# Travail à faire
1) D'après la décision sur la marque DESSERT CRISPS, à quelle date la demande d'enregistrement a-t-elle été déposée ?
2) Modifiez le passage de la décision situé entre « Référence : 2023 » et « Opposante : Wonder Brands Inc. », bornes comprises, en remplaçant « Wonder Brands Inc. » par « Marques Wonder Ltée ».

LE REGISTRAIRE DES MARQUES DE COMMERCE

Référence : 2023 COMC 159

Date de la décision : 2023-09-08

[TRADUCTION CERTIFIÉE, NON RÉVISÉE]

DANS L’AFFAIRE D’UNE OPPOSITION

Opposante : Wonder Brands Inc.

Requérante : Poppy Industries Canada Inc.

Demande : 1,839,901 pour DESSERT CRISPS

Introduction

[1] Wonder Brands Inc. (l’Opposante) s’oppose à l’enregistrement de la marque de commerce DESSERT CRISPS (la Marque), laquelle est l’objet de la demande d’enregistrement no 1,839,901 déposée par Poppy Industries Canada Inc. (la Requérante). La demande est liaison avec les produits suivants (les Produits) :

[traduction]

(1) Grignotines à base de légumes.

(2) Gâteaux, craquelins, biscottis, biscuits, craquelins, biscuits-collations, grignotines à base de blé, grignotines à base de riz.

[2] Les motifs d’opposition de l’Opposante sont tous fondés, au moins en partie, sur l’allégation selon laquelle la Marque donne une description claire ou donne une description fausse et trompeuse des Produits.

[3] Pour les raisons exposées ci-dessous, je rejette la demande.

Le dossier

[4] La demande a été déposée le 30 mai 2017 et a été annoncée aux fins d’opposition le 11 juillet 2018. Le 11 avril 2019, l’Opposante a produit une déclaration d’opposition à l’encontre de la demande en vertu de l’article 38 de la Loi sur les marques de commerce, LRC 1985, ch T-13 (la Loi). L’autorisation de modifier la déclaration d’opposition pour refléter le changement du nom de l’Opposante a été accordée par la suite. Je note que la Loi a été modifiée le 17 juin 2019, et puisque la présente demande a été annoncée avant cette date, les motifs d’opposition seront évalués en fonction de la Loi dans sa version antérieure au 17 juin 2019 (voir l’article 70 de la Loi). L’Opposante soulève des motifs d’opposition en vertu des articles 2, 12(1)b), 30e) et 30i) de la Loi.

# Données enregistrées

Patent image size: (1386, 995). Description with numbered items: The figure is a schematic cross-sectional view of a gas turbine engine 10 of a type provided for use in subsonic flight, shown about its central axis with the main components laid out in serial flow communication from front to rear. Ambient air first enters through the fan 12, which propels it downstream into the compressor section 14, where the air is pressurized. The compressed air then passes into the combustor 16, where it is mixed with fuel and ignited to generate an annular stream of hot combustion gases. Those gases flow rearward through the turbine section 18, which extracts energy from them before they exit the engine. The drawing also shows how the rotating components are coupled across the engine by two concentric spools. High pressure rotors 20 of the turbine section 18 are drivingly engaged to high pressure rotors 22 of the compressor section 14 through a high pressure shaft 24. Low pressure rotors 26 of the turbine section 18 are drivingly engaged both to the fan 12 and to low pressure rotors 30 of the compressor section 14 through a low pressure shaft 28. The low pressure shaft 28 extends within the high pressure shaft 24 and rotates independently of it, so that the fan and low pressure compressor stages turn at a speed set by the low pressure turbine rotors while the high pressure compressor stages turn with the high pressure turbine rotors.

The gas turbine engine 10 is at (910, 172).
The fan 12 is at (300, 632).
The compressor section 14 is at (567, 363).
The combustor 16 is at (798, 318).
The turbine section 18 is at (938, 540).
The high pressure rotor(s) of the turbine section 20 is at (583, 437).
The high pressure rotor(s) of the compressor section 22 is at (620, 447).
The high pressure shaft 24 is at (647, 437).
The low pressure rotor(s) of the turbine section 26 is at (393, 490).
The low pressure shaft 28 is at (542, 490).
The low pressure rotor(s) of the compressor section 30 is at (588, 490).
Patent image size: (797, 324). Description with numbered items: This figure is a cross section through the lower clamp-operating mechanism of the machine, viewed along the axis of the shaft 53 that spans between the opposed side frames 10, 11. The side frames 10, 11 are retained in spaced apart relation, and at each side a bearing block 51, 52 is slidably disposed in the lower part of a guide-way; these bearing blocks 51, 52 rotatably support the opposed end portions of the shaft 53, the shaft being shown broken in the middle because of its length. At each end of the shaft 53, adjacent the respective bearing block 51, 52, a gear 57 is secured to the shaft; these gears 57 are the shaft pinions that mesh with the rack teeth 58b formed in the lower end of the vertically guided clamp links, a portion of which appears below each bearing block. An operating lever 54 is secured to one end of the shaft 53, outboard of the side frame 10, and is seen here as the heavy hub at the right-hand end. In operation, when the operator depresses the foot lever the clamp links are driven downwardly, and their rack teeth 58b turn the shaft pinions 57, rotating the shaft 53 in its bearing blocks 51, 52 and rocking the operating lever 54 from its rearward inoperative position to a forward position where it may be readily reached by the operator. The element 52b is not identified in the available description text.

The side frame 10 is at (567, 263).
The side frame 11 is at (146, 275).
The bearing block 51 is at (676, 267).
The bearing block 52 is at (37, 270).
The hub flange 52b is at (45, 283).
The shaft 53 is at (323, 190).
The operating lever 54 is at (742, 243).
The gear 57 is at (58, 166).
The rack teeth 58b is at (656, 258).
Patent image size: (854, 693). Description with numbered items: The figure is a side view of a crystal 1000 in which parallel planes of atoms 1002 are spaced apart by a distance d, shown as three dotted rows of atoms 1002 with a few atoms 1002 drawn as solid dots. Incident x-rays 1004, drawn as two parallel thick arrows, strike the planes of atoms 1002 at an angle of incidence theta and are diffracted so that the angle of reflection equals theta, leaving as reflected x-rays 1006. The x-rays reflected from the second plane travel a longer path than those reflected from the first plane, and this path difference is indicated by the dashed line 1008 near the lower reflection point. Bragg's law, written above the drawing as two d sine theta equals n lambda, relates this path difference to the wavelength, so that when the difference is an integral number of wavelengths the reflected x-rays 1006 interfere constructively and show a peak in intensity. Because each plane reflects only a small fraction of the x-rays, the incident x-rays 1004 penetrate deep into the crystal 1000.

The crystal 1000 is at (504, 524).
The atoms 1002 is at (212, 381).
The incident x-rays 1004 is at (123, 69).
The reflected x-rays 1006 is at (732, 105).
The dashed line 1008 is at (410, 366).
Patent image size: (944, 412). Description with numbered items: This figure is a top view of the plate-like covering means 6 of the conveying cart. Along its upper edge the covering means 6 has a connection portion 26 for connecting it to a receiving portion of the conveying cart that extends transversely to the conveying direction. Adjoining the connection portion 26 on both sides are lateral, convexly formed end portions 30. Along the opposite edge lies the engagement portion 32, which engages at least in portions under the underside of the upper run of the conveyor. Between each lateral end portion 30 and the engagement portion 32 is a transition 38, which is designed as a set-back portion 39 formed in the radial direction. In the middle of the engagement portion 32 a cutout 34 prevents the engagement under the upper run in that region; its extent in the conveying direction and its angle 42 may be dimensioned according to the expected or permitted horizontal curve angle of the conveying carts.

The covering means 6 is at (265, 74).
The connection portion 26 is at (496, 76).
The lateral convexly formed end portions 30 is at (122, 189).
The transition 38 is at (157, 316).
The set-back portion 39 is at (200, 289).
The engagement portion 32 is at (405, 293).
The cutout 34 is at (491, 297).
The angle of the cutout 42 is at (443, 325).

# Liste des solutions
1) Le 30 mai 2017.

2)
Référence : 2023 COMC 159

Date de la décision : 2023-09-08

[TRADUCTION CERTIFIÉE, NON RÉVISÉE]

DANS L’AFFAIRE D’UNE OPPOSITION

Opposante : Marques Wonder Ltée